◆ Exercise brief ◆
Write out the material below again, unchanged.

◆ Records for the task ◆

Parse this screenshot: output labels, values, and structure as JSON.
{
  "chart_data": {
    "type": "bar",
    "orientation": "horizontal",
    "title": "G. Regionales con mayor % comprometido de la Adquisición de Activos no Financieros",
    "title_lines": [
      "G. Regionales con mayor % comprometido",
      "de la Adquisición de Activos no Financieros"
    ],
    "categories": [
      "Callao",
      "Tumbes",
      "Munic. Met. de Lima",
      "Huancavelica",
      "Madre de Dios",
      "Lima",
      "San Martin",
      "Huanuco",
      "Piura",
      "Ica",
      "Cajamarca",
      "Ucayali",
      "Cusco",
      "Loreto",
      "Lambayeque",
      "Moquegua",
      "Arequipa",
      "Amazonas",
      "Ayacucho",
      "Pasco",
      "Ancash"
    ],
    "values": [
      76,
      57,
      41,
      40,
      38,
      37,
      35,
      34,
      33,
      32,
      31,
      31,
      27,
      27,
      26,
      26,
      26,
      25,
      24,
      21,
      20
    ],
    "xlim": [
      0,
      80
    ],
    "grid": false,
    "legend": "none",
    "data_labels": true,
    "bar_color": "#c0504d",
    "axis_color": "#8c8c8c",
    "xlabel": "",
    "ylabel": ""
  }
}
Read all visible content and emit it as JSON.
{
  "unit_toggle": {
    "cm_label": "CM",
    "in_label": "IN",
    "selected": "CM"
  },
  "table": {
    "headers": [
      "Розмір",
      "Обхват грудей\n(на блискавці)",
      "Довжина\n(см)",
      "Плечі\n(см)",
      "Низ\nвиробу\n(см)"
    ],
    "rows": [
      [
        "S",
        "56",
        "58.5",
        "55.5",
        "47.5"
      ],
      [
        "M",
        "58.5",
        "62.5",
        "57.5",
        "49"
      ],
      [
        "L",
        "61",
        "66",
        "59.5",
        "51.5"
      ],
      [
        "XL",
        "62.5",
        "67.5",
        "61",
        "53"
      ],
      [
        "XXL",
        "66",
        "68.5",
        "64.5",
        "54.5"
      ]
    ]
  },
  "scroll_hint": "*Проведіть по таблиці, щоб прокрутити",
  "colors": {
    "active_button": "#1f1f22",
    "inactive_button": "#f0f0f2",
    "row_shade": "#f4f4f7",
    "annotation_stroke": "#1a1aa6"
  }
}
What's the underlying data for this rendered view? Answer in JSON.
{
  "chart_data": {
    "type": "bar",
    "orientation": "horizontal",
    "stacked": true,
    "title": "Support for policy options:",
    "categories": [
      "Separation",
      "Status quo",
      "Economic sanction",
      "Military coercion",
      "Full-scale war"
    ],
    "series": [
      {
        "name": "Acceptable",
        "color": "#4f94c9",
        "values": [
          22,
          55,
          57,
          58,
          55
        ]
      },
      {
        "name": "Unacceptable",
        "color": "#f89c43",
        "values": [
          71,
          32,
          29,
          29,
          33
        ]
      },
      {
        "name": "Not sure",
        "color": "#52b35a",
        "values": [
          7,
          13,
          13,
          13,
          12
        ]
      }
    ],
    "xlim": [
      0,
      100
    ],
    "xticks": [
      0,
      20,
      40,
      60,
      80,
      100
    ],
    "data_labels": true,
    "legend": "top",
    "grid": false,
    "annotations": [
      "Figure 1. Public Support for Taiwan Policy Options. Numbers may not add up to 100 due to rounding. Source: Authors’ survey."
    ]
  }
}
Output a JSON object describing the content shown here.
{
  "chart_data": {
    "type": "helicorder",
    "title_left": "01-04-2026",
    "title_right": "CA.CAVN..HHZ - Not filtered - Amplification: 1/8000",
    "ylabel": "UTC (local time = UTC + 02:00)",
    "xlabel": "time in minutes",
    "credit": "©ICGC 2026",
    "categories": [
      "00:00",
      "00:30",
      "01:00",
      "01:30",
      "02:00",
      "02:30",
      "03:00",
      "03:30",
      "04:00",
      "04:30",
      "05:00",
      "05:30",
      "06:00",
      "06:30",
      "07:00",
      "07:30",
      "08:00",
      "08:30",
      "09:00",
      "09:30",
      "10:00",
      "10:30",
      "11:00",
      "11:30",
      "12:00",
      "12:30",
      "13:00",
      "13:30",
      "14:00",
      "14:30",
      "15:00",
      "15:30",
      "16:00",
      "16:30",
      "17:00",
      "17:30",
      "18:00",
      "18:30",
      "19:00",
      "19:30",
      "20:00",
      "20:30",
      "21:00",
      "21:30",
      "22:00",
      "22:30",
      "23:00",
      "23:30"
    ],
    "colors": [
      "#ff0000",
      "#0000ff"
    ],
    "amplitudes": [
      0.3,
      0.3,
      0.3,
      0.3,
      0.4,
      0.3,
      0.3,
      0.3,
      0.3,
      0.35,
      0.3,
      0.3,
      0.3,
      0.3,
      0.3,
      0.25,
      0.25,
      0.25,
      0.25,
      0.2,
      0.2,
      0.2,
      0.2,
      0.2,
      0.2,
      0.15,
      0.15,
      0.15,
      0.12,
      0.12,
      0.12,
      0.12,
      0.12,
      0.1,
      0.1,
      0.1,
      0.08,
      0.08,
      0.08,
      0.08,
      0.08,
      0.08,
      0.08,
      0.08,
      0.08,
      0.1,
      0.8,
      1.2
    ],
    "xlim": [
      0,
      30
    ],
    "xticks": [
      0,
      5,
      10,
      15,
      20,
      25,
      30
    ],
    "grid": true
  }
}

◆ Task solution ◆
Parse this screenshot: output labels, values, and structure as JSON.
{
  "chart_data": {
    "type": "bar",
    "orientation": "horizontal",
    "title": "G. Regionales con mayor % comprometido de la Adquisición de Activos no Financieros",
    "title_lines": [
      "G. Regionales con mayor % comprometido",
      "de la Adquisición de Activos no Financieros"
    ],
    "categories": [
      "Callao",
      "Tumbes",
      "Munic. Met. de Lima",
      "Huancavelica",
      "Madre de Dios",
      "Lima",
      "San Martin",
      "Huanuco",
      "Piura",
      "Ica",
      "Cajamarca",
      "Ucayali",
      "Cusco",
      "Loreto",
      "Lambayeque",
      "Moquegua",
      "Arequipa",
      "Amazonas",
      "Ayacucho",
      "Pasco",
      "Ancash"
    ],
    "values": [
      76,
      57,
      41,
      40,
      38,
      37,
      35,
      34,
      33,
      32,
      31,
      31,
      27,
      27,
      26,
      26,
      26,
      25,
      24,
      21,
      20
    ],
    "xlim": [
      0,
      80
    ],
    "grid": false,
    "legend": "none",
    "data_labels": true,
    "bar_color": "#c0504d",
    "axis_color": "#8c8c8c",
    "xlabel": "",
    "ylabel": ""
  }
}
Read all visible content and emit it as JSON.
{
  "unit_toggle": {
    "cm_label": "CM",
    "in_label": "IN",
    "selected": "CM"
  },
  "table": {
    "headers": [
      "Розмір",
      "Обхват грудей\n(на блискавці)",
      "Довжина\n(см)",
      "Плечі\n(см)",
      "Низ\nвиробу\n(см)"
    ],
    "rows": [
      [
        "S",
        "56",
        "58.5",
        "55.5",
        "47.5"
      ],
      [
        "M",
        "58.5",
        "62.5",
        "57.5",
        "49"
      ],
      [
        "L",
        "61",
        "66",
        "59.5",
        "51.5"
      ],
      [
        "XL",
        "62.5",
        "67.5",
        "61",
        "53"
      ],
      [
        "XXL",
        "66",
        "68.5",
        "64.5",
        "54.5"
      ]
    ]
  },
  "scroll_hint": "*Проведіть по таблиці, щоб прокрутити",
  "colors": {
    "active_button": "#1f1f22",
    "inactive_button": "#f0f0f2",
    "row_shade": "#f4f4f7",
    "annotation_stroke": "#1a1aa6"
  }
}
What's the underlying data for this rendered view? Answer in JSON.
{
  "chart_data": {
    "type": "bar",
    "orientation": "horizontal",
    "stacked": true,
    "title": "Support for policy options:",
    "categories": [
      "Separation",
      "Status quo",
      "Economic sanction",
      "Military coercion",
      "Full-scale war"
    ],
    "series": [
      {
        "name": "Acceptable",
        "color": "#4f94c9",
        "values": [
          22,
          55,
          57,
          58,
          55
        ]
      },
      {
        "name": "Unacceptable",
        "color": "#f89c43",
        "values": [
          71,
          32,
          29,
          29,
          33
        ]
      },
      {
        "name": "Not sure",
        "color": "#52b35a",
        "values": [
          7,
          13,
          13,
          13,
          12
        ]
      }
    ],
    "xlim": [
      0,
      100
    ],
    "xticks": [
      0,
      20,
      40,
      60,
      80,
      100
    ],
    "data_labels": true,
    "legend": "top",
    "grid": false,
    "annotations": [
      "Figure 1. Public Support for Taiwan Policy Options. Numbers may not add up to 100 due to rounding. Source: Authors’ survey."
    ]
  }
}
Output a JSON object describing the content shown here.
{
  "chart_data": {
    "type": "helicorder",
    "title_left": "01-04-2026",
    "title_right": "CA.CAVN..HHZ - Not filtered - Amplification: 1/8000",
    "ylabel": "UTC (local time = UTC + 02:00)",
    "xlabel": "time in minutes",
    "credit": "©ICGC 2026",
    "categories": [
      "00:00",
      "00:30",
      "01:00",
      "01:30",
      "02:00",
      "02:30",
      "03:00",
      "03:30",
      "04:00",
      "04:30",
      "05:00",
      "05:30",
      "06:00",
      "06:30",
      "07:00",
      "07:30",
      "08:00",
      "08:30",
      "09:00",
      "09:30",
      "10:00",
      "10:30",
      "11:00",
      "11:30",
      "12:00",
      "12:30",
      "13:00",
      "13:30",
      "14:00",
      "14:30",
      "15:00",
      "15:30",
      "16:00",
      "16:30",
      "17:00",
      "17:30",
      "18:00",
      "18:30",
      "19:00",
      "19:30",
      "20:00",
      "20:30",
      "21:00",
      "21:30",
      "22:00",
      "22:30",
      "23:00",
      "23:30"
    ],
    "colors": [
      "#ff0000",
      "#0000ff"
    ],
    "amplitudes": [
      0.3,
      0.3,
      0.3,
      0.3,
      0.4,
      0.3,
      0.3,
      0.3,
      0.3,
      0.35,
      0.3,
      0.3,
      0.3,
      0.3,
      0.3,
      0.25,
      0.25,
      0.25,
      0.25,
      0.2,
      0.2,
      0.2,
      0.2,
      0.2,
      0.2,
      0.15,
      0.15,
      0.15,
      0.12,
      0.12,
      0.12,
      0.12,
      0.12,
      0.1,
      0.1,
      0.1,
      0.08,
      0.08,
      0.08,
      0.08,
      0.08,
      0.08,
      0.08,
      0.08,
      0.08,
      0.1,
      0.8,
      1.2
    ],
    "xlim": [
      0,
      30
    ],
    "xticks": [
      0,
      5,
      10,
      15,
      20,
      25,
      30
    ],
    "grid": true
  }
}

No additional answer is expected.